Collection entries
** Begin **
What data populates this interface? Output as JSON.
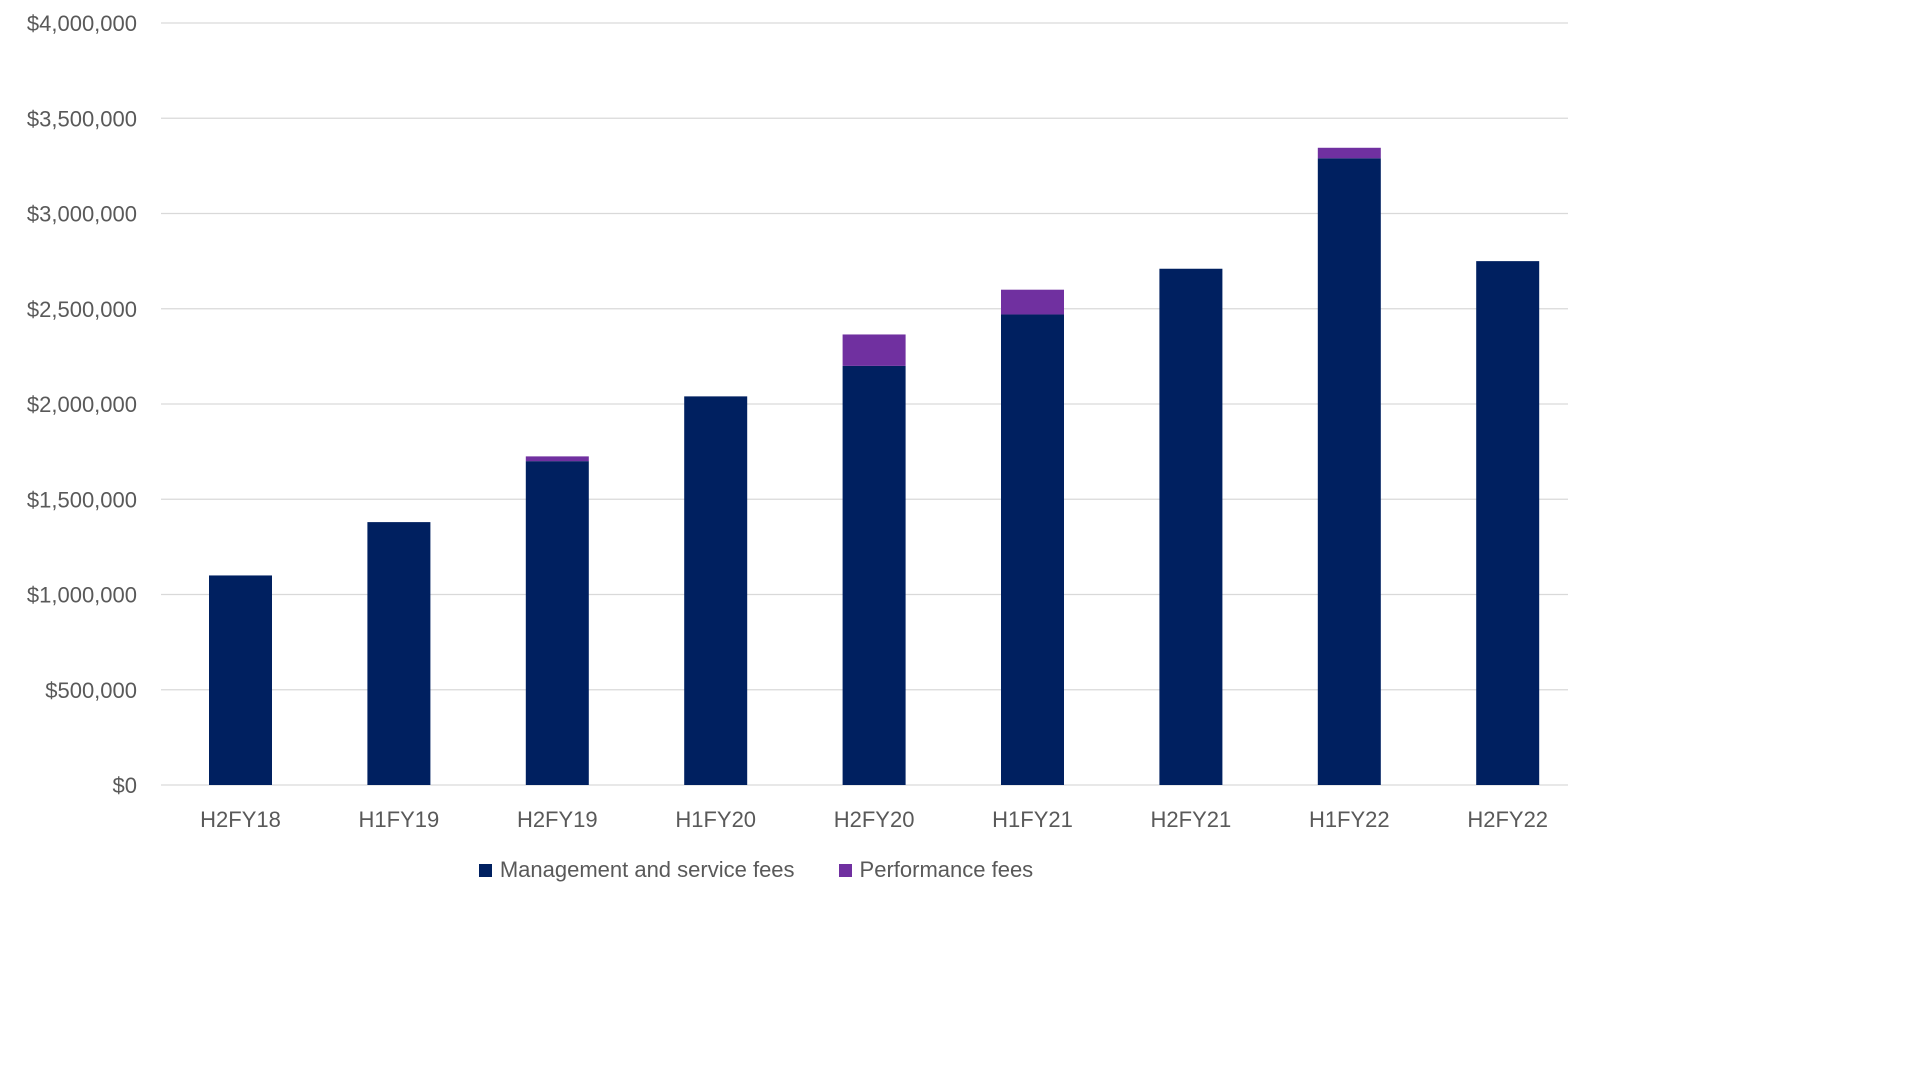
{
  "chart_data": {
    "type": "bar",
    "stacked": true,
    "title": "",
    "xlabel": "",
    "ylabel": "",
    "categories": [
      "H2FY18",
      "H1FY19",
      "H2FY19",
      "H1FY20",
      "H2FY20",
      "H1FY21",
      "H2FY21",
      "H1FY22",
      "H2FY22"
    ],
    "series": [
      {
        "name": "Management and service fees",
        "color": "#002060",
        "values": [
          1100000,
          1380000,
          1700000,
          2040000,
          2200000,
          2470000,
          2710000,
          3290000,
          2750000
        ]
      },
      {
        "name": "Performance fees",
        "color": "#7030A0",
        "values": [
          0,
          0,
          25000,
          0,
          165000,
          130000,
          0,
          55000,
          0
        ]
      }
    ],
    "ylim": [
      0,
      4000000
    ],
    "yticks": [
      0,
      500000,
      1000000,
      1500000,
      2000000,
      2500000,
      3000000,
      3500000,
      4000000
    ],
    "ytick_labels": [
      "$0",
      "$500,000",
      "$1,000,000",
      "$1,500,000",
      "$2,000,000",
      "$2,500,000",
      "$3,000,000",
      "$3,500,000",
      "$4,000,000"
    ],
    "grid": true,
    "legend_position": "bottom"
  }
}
** End **
**Goal of the exercise:** Will you set down the records word for word while leaving out every picture?

**Answer to the problem:**
What data populates this interface? Output as JSON.
{
  "chart_data": {
    "type": "bar",
    "stacked": true,
    "title": "",
    "xlabel": "",
    "ylabel": "",
    "categories": [
      "H2FY18",
      "H1FY19",
      "H2FY19",
      "H1FY20",
      "H2FY20",
      "H1FY21",
      "H2FY21",
      "H1FY22",
      "H2FY22"
    ],
    "series": [
      {
        "name": "Management and service fees",
        "color": "#002060",
        "values": [
          1100000,
          1380000,
          1700000,
          2040000,
          2200000,
          2470000,
          2710000,
          3290000,
          2750000
        ]
      },
      {
        "name": "Performance fees",
        "color": "#7030A0",
        "values": [
          0,
          0,
          25000,
          0,
          165000,
          130000,
          0,
          55000,
          0
        ]
      }
    ],
    "ylim": [
      0,
      4000000
    ],
    "yticks": [
      0,
      500000,
      1000000,
      1500000,
      2000000,
      2500000,
      3000000,
      3500000,
      4000000
    ],
    "ytick_labels": [
      "$0",
      "$500,000",
      "$1,000,000",
      "$1,500,000",
      "$2,000,000",
      "$2,500,000",
      "$3,000,000",
      "$3,500,000",
      "$4,000,000"
    ],
    "grid": true,
    "legend_position": "bottom"
  }
}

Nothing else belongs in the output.